# WHAT THE EXERCISE ASKS
Each entry needs to be restated exactly as written.

(Data records)
[start]
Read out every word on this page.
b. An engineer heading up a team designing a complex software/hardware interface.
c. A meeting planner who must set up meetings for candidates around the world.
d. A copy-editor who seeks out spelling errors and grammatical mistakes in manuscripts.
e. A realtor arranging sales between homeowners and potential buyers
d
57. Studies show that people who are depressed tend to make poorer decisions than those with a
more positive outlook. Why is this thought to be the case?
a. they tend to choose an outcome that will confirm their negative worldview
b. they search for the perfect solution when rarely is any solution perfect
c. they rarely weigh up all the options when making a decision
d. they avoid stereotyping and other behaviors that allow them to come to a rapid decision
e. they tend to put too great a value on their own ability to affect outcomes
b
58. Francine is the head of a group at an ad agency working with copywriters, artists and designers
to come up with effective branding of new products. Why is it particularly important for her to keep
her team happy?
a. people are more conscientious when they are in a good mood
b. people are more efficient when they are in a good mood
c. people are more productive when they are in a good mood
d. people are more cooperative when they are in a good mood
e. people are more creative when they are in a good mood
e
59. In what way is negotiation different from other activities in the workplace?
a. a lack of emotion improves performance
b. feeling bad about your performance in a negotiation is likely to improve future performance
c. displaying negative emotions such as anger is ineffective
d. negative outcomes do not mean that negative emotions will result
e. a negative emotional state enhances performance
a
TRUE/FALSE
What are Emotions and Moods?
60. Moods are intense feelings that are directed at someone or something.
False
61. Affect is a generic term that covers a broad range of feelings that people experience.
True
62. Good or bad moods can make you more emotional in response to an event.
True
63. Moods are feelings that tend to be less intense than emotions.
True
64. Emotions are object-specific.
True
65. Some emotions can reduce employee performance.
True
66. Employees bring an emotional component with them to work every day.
[end]
# RESULT OF THIS TASK
Read out every word on this page.
b. An engineer heading up a team designing a complex software/hardware interface.
c. A meeting planner who must set up meetings for candidates around the world.
d. A copy-editor who seeks out spelling errors and grammatical mistakes in manuscripts.
e. A realtor arranging sales between homeowners and potential buyers
d
57. Studies show that people who are depressed tend to make poorer decisions than those with a
more positive outlook. Why is this thought to be the case?
a. they tend to choose an outcome that will confirm their negative worldview
b. they search for the perfect solution when rarely is any solution perfect
c. they rarely weigh up all the options when making a decision
d. they avoid stereotyping and other behaviors that allow them to come to a rapid decision
e. they tend to put too great a value on their own ability to affect outcomes
b
58. Francine is the head of a group at an ad agency working with copywriters, artists and designers
to come up with effective branding of new products. Why is it particularly important for her to keep
her team happy?
a. people are more conscientious when they are in a good mood
b. people are more efficient when they are in a good mood
c. people are more productive when they are in a good mood
d. people are more cooperative when they are in a good mood
e. people are more creative when they are in a good mood
e
59. In what way is negotiation different from other activities in the workplace?
a. a lack of emotion improves performance
b. feeling bad about your performance in a negotiation is likely to improve future performance
c. displaying negative emotions such as anger is ineffective
d. negative outcomes do not mean that negative emotions will result
e. a negative emotional state enhances performance
a
TRUE/FALSE
What are Emotions and Moods?
60. Moods are intense feelings that are directed at someone or something.
False
61. Affect is a generic term that covers a broad range of feelings that people experience.
True
62. Good or bad moods can make you more emotional in response to an event.
True
63. Moods are feelings that tend to be less intense than emotions.
True
64. Emotions are object-specific.
True
65. Some emotions can reduce employee performance.
True
66. Employees bring an emotional component with them to work every day.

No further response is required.